* Begin *

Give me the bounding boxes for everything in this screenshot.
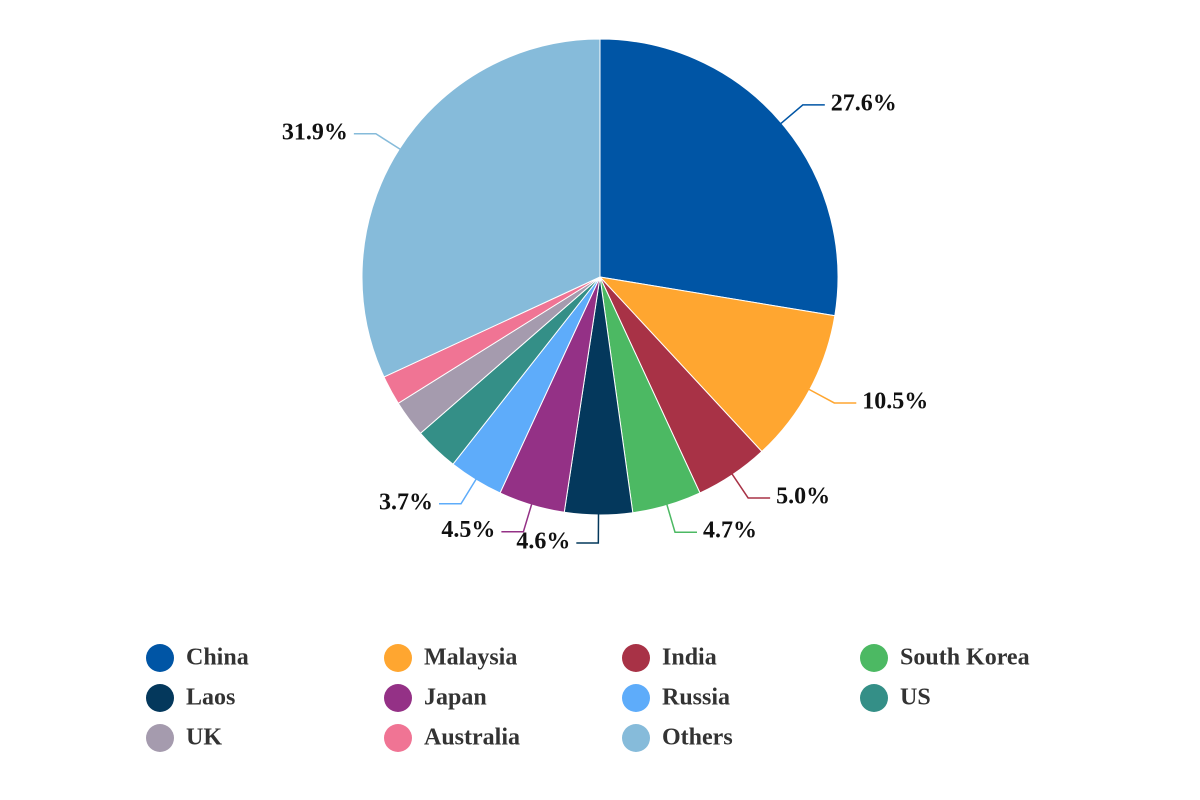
legend-label: India <box>662 645 717 671</box>
data-label: 31.9% <box>282 119 348 145</box>
legend-marker <box>146 724 174 752</box>
data-label: 4.7% <box>703 518 757 544</box>
legend-label: US <box>900 685 931 711</box>
data-label: 10.5% <box>862 388 928 414</box>
legend-marker <box>146 684 174 712</box>
leader-line <box>353 133 402 151</box>
legend-marker <box>622 724 650 752</box>
legend-marker <box>146 644 174 672</box>
legend-label: UK <box>186 725 222 751</box>
legend-marker <box>860 684 888 712</box>
legend-marker <box>384 644 412 672</box>
legend-label: Russia <box>662 685 730 711</box>
legend-marker <box>384 684 412 712</box>
legend-label: China <box>186 645 249 671</box>
legend-marker <box>860 644 888 672</box>
leader-line <box>779 104 825 125</box>
leader-line <box>576 512 600 544</box>
leader-line <box>665 503 698 533</box>
data-label: 27.6% <box>831 90 897 116</box>
legend-marker <box>622 684 650 712</box>
legend-label: Malaysia <box>424 645 517 671</box>
legend-label: Laos <box>186 685 235 711</box>
leader-line <box>807 388 857 404</box>
leader-line <box>730 472 771 499</box>
legend-label: Australia <box>424 725 520 751</box>
data-label: 4.6% <box>516 528 570 554</box>
legend-label: South Korea <box>900 645 1030 671</box>
legend-label: Japan <box>424 685 487 711</box>
leader-line <box>501 502 533 533</box>
data-label: 4.5% <box>441 517 495 543</box>
legend-marker <box>622 644 650 672</box>
leader-line <box>439 477 478 505</box>
legend-label: Others <box>662 725 733 751</box>
data-label: 3.7% <box>379 489 433 515</box>
legend-marker <box>384 724 412 752</box>
data-label: 5.0% <box>776 483 830 509</box>
pie-slice <box>599 38 839 317</box>
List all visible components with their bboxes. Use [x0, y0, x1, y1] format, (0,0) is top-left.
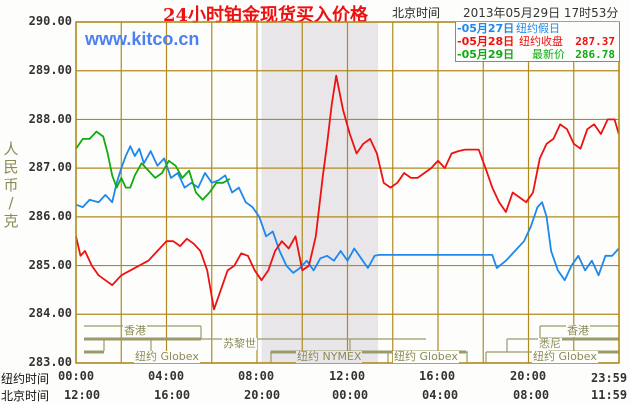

* End *

_The task:_ Reproduce every line of the records above verbatim and in the same order, omitting the pictures.

_Output of the exercise:_
Give me the bounding boxes for everything in this screenshot.
legend-label: India <box>662 645 717 671</box>
data-label: 31.9% <box>282 119 348 145</box>
legend-marker <box>146 724 174 752</box>
data-label: 4.7% <box>703 518 757 544</box>
legend-label: US <box>900 685 931 711</box>
data-label: 10.5% <box>862 388 928 414</box>
legend-marker <box>146 684 174 712</box>
leader-line <box>353 133 402 151</box>
legend-marker <box>622 724 650 752</box>
legend-marker <box>146 644 174 672</box>
legend-label: UK <box>186 725 222 751</box>
legend-marker <box>860 684 888 712</box>
legend-marker <box>384 644 412 672</box>
legend-label: Russia <box>662 685 730 711</box>
legend-marker <box>384 684 412 712</box>
legend-label: China <box>186 645 249 671</box>
legend-marker <box>860 644 888 672</box>
leader-line <box>779 104 825 125</box>
leader-line <box>576 512 600 544</box>
leader-line <box>665 503 698 533</box>
data-label: 27.6% <box>831 90 897 116</box>
legend-marker <box>622 684 650 712</box>
legend-label: Malaysia <box>424 645 517 671</box>
legend-label: Laos <box>186 685 235 711</box>
leader-line <box>807 388 857 404</box>
leader-line <box>730 472 771 499</box>
legend-label: Australia <box>424 725 520 751</box>
data-label: 4.6% <box>516 528 570 554</box>
legend-label: South Korea <box>900 645 1030 671</box>
legend-label: Japan <box>424 685 487 711</box>
leader-line <box>501 502 533 533</box>
data-label: 4.5% <box>441 517 495 543</box>
legend-marker <box>622 644 650 672</box>
leader-line <box>439 477 478 505</box>
legend-label: Others <box>662 725 733 751</box>
data-label: 3.7% <box>379 489 433 515</box>
legend-marker <box>384 724 412 752</box>
data-label: 5.0% <box>776 483 830 509</box>
pie-slice <box>599 38 839 317</box>
List all visible components with their bboxes. Use [x0, y0, x1, y1] format, (0,0) is top-left.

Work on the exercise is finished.